**WORK TO BE COMPLETED**. Below is the data. Give it again, complete and exact.

**Stored data entries**.

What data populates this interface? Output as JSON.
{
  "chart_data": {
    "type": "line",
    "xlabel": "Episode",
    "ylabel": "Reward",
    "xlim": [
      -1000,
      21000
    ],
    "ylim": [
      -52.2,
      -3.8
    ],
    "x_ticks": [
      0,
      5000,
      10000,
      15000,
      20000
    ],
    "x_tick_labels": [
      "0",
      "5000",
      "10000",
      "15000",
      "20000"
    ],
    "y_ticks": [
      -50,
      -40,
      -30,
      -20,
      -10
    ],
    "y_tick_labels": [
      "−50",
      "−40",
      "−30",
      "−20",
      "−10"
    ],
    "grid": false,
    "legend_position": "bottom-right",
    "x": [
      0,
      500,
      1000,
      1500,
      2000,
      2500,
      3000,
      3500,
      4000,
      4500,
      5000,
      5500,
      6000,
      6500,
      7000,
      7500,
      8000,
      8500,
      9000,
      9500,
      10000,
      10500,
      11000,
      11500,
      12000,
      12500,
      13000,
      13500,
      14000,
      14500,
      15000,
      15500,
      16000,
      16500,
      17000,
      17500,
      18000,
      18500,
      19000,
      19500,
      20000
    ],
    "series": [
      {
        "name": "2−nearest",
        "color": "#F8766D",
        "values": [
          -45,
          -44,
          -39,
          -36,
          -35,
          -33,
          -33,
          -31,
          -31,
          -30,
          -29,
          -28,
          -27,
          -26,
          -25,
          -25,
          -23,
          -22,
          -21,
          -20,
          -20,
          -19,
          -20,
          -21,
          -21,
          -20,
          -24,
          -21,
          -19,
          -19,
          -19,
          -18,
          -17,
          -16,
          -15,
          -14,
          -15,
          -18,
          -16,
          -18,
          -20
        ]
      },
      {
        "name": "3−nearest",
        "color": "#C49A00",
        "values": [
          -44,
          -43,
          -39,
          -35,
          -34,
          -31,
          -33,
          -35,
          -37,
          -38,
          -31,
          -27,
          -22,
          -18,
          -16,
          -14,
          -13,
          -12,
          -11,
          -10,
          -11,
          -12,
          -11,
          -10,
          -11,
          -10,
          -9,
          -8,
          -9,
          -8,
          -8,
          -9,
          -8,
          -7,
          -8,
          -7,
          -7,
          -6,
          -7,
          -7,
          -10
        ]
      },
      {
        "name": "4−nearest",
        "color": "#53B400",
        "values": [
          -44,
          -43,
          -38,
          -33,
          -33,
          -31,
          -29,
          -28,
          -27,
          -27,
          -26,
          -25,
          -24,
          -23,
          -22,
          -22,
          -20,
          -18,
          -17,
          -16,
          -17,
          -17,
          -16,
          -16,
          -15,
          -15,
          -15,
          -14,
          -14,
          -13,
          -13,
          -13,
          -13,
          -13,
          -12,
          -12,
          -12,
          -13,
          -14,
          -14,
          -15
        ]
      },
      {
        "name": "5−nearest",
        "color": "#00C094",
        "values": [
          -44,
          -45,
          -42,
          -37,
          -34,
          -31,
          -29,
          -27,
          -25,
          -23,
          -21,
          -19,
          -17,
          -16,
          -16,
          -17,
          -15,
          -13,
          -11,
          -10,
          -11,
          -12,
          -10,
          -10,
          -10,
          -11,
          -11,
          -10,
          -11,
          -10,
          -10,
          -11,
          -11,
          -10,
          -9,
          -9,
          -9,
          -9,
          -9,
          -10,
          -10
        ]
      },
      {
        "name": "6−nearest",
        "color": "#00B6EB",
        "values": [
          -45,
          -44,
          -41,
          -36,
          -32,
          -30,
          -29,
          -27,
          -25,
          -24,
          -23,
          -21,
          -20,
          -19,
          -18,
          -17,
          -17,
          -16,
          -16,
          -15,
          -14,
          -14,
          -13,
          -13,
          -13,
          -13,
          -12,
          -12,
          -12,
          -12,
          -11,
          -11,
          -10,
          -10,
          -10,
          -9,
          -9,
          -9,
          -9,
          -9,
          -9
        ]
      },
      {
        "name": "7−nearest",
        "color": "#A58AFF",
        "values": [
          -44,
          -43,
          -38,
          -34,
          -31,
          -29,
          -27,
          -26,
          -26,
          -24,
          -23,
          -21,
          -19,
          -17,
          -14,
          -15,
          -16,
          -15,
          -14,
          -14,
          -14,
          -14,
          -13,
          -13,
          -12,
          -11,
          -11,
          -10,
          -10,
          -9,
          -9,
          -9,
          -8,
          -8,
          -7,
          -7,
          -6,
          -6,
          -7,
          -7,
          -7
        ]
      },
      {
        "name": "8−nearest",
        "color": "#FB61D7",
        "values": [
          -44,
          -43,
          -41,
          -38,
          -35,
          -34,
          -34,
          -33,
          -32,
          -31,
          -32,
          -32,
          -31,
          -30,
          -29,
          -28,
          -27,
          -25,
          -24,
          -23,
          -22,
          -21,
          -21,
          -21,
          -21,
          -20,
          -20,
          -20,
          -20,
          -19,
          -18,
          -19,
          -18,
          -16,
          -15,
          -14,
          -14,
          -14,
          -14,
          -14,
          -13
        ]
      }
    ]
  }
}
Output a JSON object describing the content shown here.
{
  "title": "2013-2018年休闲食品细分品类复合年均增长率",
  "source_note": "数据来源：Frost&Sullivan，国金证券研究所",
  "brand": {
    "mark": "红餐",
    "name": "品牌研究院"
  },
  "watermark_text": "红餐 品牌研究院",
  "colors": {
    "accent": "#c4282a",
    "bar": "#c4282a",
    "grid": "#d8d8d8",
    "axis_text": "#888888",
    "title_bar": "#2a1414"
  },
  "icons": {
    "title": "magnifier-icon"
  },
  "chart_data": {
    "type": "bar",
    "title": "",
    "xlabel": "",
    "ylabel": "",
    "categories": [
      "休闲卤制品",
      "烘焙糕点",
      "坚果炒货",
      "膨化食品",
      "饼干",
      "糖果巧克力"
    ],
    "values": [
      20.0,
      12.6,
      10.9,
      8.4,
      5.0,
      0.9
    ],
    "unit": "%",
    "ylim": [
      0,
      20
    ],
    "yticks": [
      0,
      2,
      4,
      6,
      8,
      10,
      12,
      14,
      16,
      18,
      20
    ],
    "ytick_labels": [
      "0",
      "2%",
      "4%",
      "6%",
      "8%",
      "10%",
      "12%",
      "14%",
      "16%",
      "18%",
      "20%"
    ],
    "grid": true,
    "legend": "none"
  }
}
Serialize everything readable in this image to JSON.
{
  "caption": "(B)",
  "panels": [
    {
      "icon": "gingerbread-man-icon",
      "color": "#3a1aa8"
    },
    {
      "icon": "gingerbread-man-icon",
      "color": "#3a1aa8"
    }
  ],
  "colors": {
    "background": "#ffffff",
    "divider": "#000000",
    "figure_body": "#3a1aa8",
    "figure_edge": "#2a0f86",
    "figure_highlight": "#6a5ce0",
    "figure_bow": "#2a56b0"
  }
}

**THE SOLUTION**.
What data populates this interface? Output as JSON.
{
  "chart_data": {
    "type": "line",
    "xlabel": "Episode",
    "ylabel": "Reward",
    "xlim": [
      -1000,
      21000
    ],
    "ylim": [
      -52.2,
      -3.8
    ],
    "x_ticks": [
      0,
      5000,
      10000,
      15000,
      20000
    ],
    "x_tick_labels": [
      "0",
      "5000",
      "10000",
      "15000",
      "20000"
    ],
    "y_ticks": [
      -50,
      -40,
      -30,
      -20,
      -10
    ],
    "y_tick_labels": [
      "−50",
      "−40",
      "−30",
      "−20",
      "−10"
    ],
    "grid": false,
    "legend_position": "bottom-right",
    "x": [
      0,
      500,
      1000,
      1500,
      2000,
      2500,
      3000,
      3500,
      4000,
      4500,
      5000,
      5500,
      6000,
      6500,
      7000,
      7500,
      8000,
      8500,
      9000,
      9500,
      10000,
      10500,
      11000,
      11500,
      12000,
      12500,
      13000,
      13500,
      14000,
      14500,
      15000,
      15500,
      16000,
      16500,
      17000,
      17500,
      18000,
      18500,
      19000,
      19500,
      20000
    ],
    "series": [
      {
        "name": "2−nearest",
        "color": "#F8766D",
        "values": [
          -45,
          -44,
          -39,
          -36,
          -35,
          -33,
          -33,
          -31,
          -31,
          -30,
          -29,
          -28,
          -27,
          -26,
          -25,
          -25,
          -23,
          -22,
          -21,
          -20,
          -20,
          -19,
          -20,
          -21,
          -21,
          -20,
          -24,
          -21,
          -19,
          -19,
          -19,
          -18,
          -17,
          -16,
          -15,
          -14,
          -15,
          -18,
          -16,
          -18,
          -20
        ]
      },
      {
        "name": "3−nearest",
        "color": "#C49A00",
        "values": [
          -44,
          -43,
          -39,
          -35,
          -34,
          -31,
          -33,
          -35,
          -37,
          -38,
          -31,
          -27,
          -22,
          -18,
          -16,
          -14,
          -13,
          -12,
          -11,
          -10,
          -11,
          -12,
          -11,
          -10,
          -11,
          -10,
          -9,
          -8,
          -9,
          -8,
          -8,
          -9,
          -8,
          -7,
          -8,
          -7,
          -7,
          -6,
          -7,
          -7,
          -10
        ]
      },
      {
        "name": "4−nearest",
        "color": "#53B400",
        "values": [
          -44,
          -43,
          -38,
          -33,
          -33,
          -31,
          -29,
          -28,
          -27,
          -27,
          -26,
          -25,
          -24,
          -23,
          -22,
          -22,
          -20,
          -18,
          -17,
          -16,
          -17,
          -17,
          -16,
          -16,
          -15,
          -15,
          -15,
          -14,
          -14,
          -13,
          -13,
          -13,
          -13,
          -13,
          -12,
          -12,
          -12,
          -13,
          -14,
          -14,
          -15
        ]
      },
      {
        "name": "5−nearest",
        "color": "#00C094",
        "values": [
          -44,
          -45,
          -42,
          -37,
          -34,
          -31,
          -29,
          -27,
          -25,
          -23,
          -21,
          -19,
          -17,
          -16,
          -16,
          -17,
          -15,
          -13,
          -11,
          -10,
          -11,
          -12,
          -10,
          -10,
          -10,
          -11,
          -11,
          -10,
          -11,
          -10,
          -10,
          -11,
          -11,
          -10,
          -9,
          -9,
          -9,
          -9,
          -9,
          -10,
          -10
        ]
      },
      {
        "name": "6−nearest",
        "color": "#00B6EB",
        "values": [
          -45,
          -44,
          -41,
          -36,
          -32,
          -30,
          -29,
          -27,
          -25,
          -24,
          -23,
          -21,
          -20,
          -19,
          -18,
          -17,
          -17,
          -16,
          -16,
          -15,
          -14,
          -14,
          -13,
          -13,
          -13,
          -13,
          -12,
          -12,
          -12,
          -12,
          -11,
          -11,
          -10,
          -10,
          -10,
          -9,
          -9,
          -9,
          -9,
          -9,
          -9
        ]
      },
      {
        "name": "7−nearest",
        "color": "#A58AFF",
        "values": [
          -44,
          -43,
          -38,
          -34,
          -31,
          -29,
          -27,
          -26,
          -26,
          -24,
          -23,
          -21,
          -19,
          -17,
          -14,
          -15,
          -16,
          -15,
          -14,
          -14,
          -14,
          -14,
          -13,
          -13,
          -12,
          -11,
          -11,
          -10,
          -10,
          -9,
          -9,
          -9,
          -8,
          -8,
          -7,
          -7,
          -6,
          -6,
          -7,
          -7,
          -7
        ]
      },
      {
        "name": "8−nearest",
        "color": "#FB61D7",
        "values": [
          -44,
          -43,
          -41,
          -38,
          -35,
          -34,
          -34,
          -33,
          -32,
          -31,
          -32,
          -32,
          -31,
          -30,
          -29,
          -28,
          -27,
          -25,
          -24,
          -23,
          -22,
          -21,
          -21,
          -21,
          -21,
          -20,
          -20,
          -20,
          -20,
          -19,
          -18,
          -19,
          -18,
          -16,
          -15,
          -14,
          -14,
          -14,
          -14,
          -14,
          -13
        ]
      }
    ]
  }
}
Output a JSON object describing the content shown here.
{
  "title": "2013-2018年休闲食品细分品类复合年均增长率",
  "source_note": "数据来源：Frost&Sullivan，国金证券研究所",
  "brand": {
    "mark": "红餐",
    "name": "品牌研究院"
  },
  "watermark_text": "红餐 品牌研究院",
  "colors": {
    "accent": "#c4282a",
    "bar": "#c4282a",
    "grid": "#d8d8d8",
    "axis_text": "#888888",
    "title_bar": "#2a1414"
  },
  "icons": {
    "title": "magnifier-icon"
  },
  "chart_data": {
    "type": "bar",
    "title": "",
    "xlabel": "",
    "ylabel": "",
    "categories": [
      "休闲卤制品",
      "烘焙糕点",
      "坚果炒货",
      "膨化食品",
      "饼干",
      "糖果巧克力"
    ],
    "values": [
      20.0,
      12.6,
      10.9,
      8.4,
      5.0,
      0.9
    ],
    "unit": "%",
    "ylim": [
      0,
      20
    ],
    "yticks": [
      0,
      2,
      4,
      6,
      8,
      10,
      12,
      14,
      16,
      18,
      20
    ],
    "ytick_labels": [
      "0",
      "2%",
      "4%",
      "6%",
      "8%",
      "10%",
      "12%",
      "14%",
      "16%",
      "18%",
      "20%"
    ],
    "grid": true,
    "legend": "none"
  }
}
Serialize everything readable in this image to JSON.
{
  "caption": "(B)",
  "panels": [
    {
      "icon": "gingerbread-man-icon",
      "color": "#3a1aa8"
    },
    {
      "icon": "gingerbread-man-icon",
      "color": "#3a1aa8"
    }
  ],
  "colors": {
    "background": "#ffffff",
    "divider": "#000000",
    "figure_body": "#3a1aa8",
    "figure_edge": "#2a0f86",
    "figure_highlight": "#6a5ce0",
    "figure_bow": "#2a56b0"
  }
}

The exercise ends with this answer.